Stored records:
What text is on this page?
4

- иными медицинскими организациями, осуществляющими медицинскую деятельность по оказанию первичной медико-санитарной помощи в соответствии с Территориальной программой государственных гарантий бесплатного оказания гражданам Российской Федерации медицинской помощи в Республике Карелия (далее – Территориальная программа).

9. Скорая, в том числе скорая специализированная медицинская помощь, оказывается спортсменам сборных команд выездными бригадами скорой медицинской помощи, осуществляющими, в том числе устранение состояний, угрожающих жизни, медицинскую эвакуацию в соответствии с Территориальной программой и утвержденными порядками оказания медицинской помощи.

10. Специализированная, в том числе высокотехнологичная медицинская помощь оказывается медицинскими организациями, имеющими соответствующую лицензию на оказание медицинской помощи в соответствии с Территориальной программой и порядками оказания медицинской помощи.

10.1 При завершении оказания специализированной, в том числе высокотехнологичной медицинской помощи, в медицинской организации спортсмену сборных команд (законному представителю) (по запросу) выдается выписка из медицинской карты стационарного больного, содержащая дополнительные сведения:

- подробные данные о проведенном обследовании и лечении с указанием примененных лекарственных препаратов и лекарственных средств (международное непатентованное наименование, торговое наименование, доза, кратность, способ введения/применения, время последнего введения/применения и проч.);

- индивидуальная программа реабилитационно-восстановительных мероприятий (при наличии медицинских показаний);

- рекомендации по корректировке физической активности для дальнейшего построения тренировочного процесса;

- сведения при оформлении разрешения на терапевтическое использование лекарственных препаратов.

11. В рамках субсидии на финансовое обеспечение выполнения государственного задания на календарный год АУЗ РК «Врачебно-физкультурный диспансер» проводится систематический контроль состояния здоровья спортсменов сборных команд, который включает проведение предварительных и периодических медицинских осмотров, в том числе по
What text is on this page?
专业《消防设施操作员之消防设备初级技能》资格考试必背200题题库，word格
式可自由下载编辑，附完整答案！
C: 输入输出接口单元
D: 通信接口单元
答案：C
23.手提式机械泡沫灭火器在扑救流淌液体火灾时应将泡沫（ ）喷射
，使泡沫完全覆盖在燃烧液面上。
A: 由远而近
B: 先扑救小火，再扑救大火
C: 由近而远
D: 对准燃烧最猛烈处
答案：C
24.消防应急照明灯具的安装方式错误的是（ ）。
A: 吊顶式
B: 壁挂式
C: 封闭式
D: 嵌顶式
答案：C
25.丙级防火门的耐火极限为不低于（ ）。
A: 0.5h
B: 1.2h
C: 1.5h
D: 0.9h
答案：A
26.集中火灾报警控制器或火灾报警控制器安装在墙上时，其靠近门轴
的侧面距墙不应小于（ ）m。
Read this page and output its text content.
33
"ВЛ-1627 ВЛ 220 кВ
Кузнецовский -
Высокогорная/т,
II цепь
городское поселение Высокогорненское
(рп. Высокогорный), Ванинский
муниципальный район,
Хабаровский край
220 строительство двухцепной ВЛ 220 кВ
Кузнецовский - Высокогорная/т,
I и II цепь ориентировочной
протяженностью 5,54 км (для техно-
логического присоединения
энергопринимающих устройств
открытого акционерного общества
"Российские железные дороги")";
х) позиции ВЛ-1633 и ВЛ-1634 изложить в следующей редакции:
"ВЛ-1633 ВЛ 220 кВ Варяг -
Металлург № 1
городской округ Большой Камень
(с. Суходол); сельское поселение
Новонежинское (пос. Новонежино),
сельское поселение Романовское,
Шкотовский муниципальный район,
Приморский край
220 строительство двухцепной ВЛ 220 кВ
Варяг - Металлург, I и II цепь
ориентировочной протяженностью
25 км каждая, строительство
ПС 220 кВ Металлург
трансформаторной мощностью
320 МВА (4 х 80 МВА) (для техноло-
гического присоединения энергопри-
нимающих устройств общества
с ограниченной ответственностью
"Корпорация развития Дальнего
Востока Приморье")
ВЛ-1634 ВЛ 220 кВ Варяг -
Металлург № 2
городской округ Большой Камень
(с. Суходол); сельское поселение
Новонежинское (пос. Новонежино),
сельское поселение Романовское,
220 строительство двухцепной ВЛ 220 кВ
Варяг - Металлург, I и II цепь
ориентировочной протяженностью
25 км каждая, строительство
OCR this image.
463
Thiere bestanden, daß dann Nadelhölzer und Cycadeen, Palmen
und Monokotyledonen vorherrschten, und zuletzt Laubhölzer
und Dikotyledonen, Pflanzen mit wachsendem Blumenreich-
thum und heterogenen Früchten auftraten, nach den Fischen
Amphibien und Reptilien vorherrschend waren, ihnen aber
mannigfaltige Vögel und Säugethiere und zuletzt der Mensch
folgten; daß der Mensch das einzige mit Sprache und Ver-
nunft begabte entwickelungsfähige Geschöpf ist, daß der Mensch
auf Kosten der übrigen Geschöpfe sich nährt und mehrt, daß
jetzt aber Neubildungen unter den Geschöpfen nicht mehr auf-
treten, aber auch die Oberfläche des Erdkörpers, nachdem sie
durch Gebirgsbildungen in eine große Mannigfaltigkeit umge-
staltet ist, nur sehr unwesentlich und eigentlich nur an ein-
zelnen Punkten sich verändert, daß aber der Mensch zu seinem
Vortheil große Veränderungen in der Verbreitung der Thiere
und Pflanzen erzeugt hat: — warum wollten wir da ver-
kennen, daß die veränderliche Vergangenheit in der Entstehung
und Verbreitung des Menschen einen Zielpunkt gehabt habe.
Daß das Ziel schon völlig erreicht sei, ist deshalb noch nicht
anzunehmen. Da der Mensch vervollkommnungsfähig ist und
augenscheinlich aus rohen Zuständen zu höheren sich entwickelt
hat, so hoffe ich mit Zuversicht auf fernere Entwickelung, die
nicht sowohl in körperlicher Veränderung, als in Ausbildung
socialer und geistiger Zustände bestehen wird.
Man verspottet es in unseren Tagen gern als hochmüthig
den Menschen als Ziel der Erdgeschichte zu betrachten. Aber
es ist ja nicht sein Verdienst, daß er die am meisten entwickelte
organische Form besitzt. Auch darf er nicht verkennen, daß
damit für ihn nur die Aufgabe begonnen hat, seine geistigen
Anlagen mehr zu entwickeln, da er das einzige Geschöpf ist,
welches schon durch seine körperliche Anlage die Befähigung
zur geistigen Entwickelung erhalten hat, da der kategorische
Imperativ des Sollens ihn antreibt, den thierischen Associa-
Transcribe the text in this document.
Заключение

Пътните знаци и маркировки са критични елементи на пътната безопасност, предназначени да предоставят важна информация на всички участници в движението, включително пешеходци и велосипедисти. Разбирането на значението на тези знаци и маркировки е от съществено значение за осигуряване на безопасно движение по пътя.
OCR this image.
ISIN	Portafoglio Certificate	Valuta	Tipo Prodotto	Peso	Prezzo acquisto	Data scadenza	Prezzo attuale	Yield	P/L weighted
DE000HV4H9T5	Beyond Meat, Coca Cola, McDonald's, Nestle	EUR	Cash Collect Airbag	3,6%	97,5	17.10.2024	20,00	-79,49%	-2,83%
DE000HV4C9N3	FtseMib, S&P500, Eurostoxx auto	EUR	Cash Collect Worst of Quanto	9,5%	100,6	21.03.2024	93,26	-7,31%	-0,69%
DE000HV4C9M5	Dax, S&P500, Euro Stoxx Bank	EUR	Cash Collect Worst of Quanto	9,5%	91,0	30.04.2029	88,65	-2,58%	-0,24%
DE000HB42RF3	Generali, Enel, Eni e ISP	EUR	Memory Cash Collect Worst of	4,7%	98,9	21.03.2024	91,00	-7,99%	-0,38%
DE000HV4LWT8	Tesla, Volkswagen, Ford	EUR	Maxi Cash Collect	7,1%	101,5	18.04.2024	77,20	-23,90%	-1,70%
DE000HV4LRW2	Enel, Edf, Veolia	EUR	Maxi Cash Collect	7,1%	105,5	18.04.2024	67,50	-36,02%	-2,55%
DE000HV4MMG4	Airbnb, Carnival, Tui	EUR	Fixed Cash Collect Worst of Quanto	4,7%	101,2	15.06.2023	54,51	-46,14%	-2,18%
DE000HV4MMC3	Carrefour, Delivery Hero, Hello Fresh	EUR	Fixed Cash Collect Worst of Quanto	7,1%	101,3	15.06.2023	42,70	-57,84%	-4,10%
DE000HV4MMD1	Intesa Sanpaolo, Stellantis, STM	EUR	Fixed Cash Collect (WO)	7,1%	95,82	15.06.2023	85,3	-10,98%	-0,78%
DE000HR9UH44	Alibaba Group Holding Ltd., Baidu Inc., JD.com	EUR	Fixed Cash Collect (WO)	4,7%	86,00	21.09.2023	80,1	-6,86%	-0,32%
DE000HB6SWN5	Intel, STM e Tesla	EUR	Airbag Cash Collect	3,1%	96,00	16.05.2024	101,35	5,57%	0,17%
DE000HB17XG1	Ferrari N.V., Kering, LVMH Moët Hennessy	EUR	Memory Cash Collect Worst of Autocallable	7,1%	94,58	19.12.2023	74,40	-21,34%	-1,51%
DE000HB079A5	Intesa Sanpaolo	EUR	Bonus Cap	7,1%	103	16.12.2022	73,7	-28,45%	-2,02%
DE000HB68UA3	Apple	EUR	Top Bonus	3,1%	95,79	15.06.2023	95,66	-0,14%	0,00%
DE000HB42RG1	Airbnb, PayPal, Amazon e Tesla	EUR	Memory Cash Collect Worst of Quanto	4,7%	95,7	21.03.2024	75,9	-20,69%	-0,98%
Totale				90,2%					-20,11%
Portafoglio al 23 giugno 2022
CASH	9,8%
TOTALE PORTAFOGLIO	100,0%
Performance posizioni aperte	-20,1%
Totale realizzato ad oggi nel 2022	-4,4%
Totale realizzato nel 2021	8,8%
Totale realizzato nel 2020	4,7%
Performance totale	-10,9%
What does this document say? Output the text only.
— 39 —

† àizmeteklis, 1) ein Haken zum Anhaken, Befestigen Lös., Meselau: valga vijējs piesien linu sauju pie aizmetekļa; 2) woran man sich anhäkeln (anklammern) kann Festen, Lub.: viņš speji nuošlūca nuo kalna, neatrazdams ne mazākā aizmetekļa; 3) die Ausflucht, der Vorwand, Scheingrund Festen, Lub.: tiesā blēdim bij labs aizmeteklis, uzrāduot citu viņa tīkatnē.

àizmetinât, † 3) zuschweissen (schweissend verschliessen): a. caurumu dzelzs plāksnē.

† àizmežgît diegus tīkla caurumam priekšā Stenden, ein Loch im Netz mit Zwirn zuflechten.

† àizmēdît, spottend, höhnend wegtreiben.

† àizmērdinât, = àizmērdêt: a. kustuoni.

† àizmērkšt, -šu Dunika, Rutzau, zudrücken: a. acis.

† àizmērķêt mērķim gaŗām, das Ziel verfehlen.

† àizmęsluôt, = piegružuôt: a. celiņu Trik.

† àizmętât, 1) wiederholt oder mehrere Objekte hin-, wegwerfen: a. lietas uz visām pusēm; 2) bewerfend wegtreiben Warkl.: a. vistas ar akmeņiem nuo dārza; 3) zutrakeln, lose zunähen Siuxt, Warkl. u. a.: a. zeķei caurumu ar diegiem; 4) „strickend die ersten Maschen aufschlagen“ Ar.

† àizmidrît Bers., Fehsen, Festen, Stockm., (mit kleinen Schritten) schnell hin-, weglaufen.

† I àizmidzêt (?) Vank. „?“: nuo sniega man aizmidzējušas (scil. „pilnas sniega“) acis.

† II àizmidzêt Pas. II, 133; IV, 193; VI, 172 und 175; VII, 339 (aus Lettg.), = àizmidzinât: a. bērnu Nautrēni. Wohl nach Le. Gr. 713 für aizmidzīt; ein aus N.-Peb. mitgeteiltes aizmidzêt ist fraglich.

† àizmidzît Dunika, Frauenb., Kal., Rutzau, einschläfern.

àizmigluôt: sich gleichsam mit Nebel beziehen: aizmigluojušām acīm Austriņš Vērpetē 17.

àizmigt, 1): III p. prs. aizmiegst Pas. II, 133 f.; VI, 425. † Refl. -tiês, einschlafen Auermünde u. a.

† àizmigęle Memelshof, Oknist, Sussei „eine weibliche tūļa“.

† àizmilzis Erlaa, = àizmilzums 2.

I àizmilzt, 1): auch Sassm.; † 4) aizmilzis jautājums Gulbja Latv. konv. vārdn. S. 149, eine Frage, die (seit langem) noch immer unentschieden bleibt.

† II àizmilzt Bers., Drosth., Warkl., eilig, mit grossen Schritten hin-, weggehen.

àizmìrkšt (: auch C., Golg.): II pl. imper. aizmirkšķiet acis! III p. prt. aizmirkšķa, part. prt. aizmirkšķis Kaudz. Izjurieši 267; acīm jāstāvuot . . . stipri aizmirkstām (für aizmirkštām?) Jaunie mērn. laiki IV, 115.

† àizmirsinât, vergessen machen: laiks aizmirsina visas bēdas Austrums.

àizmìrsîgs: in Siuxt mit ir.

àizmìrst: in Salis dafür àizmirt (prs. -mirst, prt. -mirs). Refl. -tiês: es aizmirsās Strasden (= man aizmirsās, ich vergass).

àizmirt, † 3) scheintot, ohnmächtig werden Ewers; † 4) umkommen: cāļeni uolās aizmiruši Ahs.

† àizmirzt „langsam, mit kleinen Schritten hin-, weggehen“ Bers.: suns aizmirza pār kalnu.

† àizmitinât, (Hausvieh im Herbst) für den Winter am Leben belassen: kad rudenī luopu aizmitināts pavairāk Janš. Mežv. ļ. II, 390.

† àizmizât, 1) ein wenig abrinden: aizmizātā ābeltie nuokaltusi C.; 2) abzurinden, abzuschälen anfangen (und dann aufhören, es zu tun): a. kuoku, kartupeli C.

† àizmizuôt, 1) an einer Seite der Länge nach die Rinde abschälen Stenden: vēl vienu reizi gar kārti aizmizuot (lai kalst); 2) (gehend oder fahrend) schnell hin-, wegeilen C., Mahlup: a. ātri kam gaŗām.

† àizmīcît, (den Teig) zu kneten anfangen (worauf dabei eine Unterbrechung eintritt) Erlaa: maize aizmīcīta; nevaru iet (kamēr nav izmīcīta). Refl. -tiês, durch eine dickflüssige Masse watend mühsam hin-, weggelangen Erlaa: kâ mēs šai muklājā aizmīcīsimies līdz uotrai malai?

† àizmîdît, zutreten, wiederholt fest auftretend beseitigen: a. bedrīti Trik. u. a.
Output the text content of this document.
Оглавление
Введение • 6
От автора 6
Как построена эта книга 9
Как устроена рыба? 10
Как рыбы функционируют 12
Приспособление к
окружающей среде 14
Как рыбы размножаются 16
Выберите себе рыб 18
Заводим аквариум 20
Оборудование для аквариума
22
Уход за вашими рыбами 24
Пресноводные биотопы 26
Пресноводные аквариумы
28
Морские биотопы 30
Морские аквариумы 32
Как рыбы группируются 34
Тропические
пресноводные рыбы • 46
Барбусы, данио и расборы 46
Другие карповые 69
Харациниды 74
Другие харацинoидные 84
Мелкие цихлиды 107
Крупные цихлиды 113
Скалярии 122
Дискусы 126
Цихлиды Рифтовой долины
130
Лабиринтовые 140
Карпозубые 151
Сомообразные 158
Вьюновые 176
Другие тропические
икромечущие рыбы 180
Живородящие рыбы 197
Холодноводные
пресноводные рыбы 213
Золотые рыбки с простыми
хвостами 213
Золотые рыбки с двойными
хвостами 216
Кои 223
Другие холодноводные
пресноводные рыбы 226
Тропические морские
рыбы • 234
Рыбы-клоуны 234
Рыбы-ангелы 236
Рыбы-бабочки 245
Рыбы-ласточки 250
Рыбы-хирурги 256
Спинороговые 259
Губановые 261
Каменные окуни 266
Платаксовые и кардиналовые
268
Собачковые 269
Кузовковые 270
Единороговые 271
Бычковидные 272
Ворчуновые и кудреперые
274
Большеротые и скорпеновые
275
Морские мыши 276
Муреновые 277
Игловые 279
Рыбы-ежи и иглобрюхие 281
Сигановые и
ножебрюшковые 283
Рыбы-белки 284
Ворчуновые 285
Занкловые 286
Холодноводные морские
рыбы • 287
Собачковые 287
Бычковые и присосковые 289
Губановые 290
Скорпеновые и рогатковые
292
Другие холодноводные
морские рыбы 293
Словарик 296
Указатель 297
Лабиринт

**SHORT EXERCISE**
What is the number of lines that hold the string "weggehen"? Reply with that number alone.

**RESPONSE TO THE EXERCISE**
2